READING TEXT »
######
Chest Pain and Recent Negative Stress Test

If your hospital is anything like our hospital, you have tons of low- and intermediate-risk chest pain.  Every one is stressful, but hopefully you have a friendly hospitalist, or better yet, an ED-run chest-pain unit that gives you a place for observation admissions.  They go there, get their rule-out, and get some sort of provocative test, as discussed in the most recent AHA guidelines.  The test is negative, they go home.

...and then they come back a week later with the same symptoms.

This is a great paper to have in your pocket when you need to justify why this patient still needs to be ruled out; I heard about it when it was mentioned on the April EM:RAP during the low-risk chest pain discussion.  Patients with negative stress tests may still be diagnosed with CAD on angiography - 20.7% incidence of CAD in their cohort which had negative or non-diagnostic stress within 3 years - and 7.8% were diagnosed with AMI.

When you add negative troponins and the negative stress from the previous visit, you've met the guidelines and standard of care to say they did not have acute myocardial ischemia and you cannot induce ischemia on provocative testing, and they are risk-stratified into a group of patients very unlikely to have ACS in the next 30 days/60 days/6 months.  However, you get that high NPV because you're performing these tests on a low-risk population, not because the sensitivity of those tests, particularly stress testing, is good enough.  While this patient likely does not need another provocative test - although, depending on individual factors, they may be candidates for angiography of some sort - if their story is concerning for cardiac etiology, they still need enzymatic rule-out.

Tuesday, April 12, 2011

Prehospital STEMI Diversion to PCI

Time is muscle and the earlier you get to PCI the more muscle you can save.  So, we should just drive by all the critical access hospitals and go straight to PCI-capable centers?  The Dutch, in this retrospective study, think we should.  Everything in their protocol hinges on EMS reading a computer interpretation of the EKG, and, if it says STEMI, they go to the PCI center.  At the end of the day, everyone who went to the PCI capable center first rather than the spoke hospital first had a mortality benefit between 2% and 2.6% at one year.
######
PROVIDED INFORMATION »
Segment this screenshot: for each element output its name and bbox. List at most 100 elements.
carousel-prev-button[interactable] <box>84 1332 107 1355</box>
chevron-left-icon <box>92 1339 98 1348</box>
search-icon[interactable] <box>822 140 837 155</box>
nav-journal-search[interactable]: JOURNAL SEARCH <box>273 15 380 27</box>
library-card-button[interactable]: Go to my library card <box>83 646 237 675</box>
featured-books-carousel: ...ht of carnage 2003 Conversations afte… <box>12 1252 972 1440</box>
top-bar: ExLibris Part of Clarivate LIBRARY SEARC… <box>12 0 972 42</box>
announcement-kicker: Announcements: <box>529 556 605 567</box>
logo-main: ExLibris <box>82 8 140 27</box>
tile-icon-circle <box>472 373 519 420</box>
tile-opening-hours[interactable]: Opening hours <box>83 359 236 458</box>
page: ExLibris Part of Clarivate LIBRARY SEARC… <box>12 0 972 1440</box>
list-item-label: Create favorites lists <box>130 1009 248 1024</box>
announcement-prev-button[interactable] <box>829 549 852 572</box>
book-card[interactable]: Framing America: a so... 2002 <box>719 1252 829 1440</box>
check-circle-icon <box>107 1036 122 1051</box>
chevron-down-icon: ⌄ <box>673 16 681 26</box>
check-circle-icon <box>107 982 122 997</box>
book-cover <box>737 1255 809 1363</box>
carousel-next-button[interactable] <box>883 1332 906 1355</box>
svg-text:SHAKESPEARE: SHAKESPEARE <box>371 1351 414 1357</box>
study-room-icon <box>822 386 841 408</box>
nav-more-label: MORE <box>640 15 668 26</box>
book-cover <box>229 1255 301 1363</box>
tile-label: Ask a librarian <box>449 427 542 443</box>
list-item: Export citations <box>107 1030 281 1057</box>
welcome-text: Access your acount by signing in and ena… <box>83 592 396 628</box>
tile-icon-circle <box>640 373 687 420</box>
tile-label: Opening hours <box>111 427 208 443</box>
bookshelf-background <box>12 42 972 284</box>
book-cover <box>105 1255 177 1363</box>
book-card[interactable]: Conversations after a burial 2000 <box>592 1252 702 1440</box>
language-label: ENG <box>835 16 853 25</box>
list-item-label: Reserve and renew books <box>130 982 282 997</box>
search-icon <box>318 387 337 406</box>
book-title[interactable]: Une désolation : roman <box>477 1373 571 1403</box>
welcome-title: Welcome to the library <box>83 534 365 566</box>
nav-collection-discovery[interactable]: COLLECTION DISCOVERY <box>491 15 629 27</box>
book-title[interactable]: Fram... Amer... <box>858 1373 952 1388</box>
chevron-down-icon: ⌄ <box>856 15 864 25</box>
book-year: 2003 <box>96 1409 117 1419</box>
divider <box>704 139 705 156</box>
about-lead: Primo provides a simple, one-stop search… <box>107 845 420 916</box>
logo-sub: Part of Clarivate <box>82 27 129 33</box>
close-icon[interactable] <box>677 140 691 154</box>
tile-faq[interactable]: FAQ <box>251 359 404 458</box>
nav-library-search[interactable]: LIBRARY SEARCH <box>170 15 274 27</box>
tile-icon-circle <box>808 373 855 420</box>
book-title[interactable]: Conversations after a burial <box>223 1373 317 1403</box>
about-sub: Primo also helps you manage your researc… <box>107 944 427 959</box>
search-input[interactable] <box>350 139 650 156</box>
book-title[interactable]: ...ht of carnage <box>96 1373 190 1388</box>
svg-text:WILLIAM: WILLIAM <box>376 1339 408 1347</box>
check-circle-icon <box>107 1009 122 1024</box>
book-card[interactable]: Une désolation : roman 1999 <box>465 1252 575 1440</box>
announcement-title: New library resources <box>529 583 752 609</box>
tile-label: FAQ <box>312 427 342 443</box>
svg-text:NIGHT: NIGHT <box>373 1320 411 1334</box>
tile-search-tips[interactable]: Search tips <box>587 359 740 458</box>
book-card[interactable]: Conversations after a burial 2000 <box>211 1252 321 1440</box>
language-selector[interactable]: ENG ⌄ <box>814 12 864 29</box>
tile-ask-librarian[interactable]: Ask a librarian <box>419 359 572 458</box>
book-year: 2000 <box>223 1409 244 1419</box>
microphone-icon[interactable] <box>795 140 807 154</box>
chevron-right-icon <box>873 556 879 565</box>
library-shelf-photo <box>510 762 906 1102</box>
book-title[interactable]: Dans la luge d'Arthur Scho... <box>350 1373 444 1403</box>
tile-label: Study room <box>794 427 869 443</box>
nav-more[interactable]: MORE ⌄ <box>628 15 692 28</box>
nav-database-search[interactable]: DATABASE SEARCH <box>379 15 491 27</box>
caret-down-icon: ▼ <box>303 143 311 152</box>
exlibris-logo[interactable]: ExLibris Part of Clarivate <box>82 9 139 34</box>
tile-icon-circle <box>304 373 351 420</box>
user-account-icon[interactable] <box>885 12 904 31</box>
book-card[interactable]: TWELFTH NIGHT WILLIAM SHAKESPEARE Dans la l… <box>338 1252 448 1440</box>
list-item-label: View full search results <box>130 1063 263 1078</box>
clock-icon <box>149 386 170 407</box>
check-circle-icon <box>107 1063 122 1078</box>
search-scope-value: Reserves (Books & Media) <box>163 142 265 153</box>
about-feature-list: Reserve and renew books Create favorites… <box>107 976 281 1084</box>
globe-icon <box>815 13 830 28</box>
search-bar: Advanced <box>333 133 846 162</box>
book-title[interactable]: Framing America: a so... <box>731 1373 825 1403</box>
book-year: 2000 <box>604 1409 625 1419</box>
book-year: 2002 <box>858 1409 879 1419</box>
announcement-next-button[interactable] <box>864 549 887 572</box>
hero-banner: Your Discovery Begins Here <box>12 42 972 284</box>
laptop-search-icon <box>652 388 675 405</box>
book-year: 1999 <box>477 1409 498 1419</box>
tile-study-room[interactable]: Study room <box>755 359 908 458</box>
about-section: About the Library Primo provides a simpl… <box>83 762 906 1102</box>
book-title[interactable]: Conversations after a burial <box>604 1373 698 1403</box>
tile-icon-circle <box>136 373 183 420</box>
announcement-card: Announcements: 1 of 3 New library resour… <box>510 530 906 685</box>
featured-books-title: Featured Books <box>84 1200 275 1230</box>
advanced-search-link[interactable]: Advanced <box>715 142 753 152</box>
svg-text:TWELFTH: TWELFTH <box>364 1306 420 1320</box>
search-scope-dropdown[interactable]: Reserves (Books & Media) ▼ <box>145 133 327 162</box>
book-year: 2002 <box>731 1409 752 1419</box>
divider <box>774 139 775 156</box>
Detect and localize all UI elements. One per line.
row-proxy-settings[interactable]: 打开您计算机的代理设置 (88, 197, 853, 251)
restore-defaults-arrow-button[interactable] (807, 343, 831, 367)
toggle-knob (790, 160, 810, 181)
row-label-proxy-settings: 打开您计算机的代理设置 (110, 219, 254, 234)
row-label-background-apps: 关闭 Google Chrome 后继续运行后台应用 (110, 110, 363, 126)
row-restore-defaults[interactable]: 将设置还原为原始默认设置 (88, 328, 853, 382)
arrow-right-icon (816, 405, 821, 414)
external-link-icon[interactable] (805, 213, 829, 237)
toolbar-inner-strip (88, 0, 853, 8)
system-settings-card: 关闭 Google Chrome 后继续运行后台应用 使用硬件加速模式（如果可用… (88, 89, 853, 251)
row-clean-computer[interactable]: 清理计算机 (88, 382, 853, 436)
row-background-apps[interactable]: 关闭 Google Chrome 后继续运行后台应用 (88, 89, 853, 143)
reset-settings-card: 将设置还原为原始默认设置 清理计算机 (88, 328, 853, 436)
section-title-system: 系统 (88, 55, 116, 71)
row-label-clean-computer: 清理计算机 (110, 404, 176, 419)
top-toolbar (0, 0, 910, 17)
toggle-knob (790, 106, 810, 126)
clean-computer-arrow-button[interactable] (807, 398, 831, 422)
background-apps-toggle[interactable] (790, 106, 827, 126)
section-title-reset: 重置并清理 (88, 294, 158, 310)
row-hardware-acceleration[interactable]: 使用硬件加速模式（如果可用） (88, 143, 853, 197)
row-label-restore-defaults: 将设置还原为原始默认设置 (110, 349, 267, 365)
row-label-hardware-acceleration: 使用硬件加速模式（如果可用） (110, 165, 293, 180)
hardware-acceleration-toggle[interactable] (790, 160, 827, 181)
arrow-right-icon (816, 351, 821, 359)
######
WHAT TO DO »
Continue the emergency medicine text on chest pain and prehospital STEMI diversion, starting after its last sentence.

EXPECTED ANSWER »
What they really don't discuss much are the outcomes of the 5.7% of their intention-to-treat analysis that had false positives.  False positives, at least, are typically not harmful to the patient - the alternative diagnoses for chest pain that would benefit from immediate treatment at one of their non-PCI "spoke" hospitals are probably not that frequent - aortic dissections and submassive PEs tend to be the sorts of things that would benefit.  But, even if they did a true intention-to-treat analysis, they'd probably still have a mortality benefit.  The other problem with false positives is the financial costs associated with unneeded cath lab activation and the costs to the system associated with taking EMS out of service.  It's obvious that treating patients for their disease in the most timely fashion for certain diseases improves outcomes - but we must always beware of the unintended consequences.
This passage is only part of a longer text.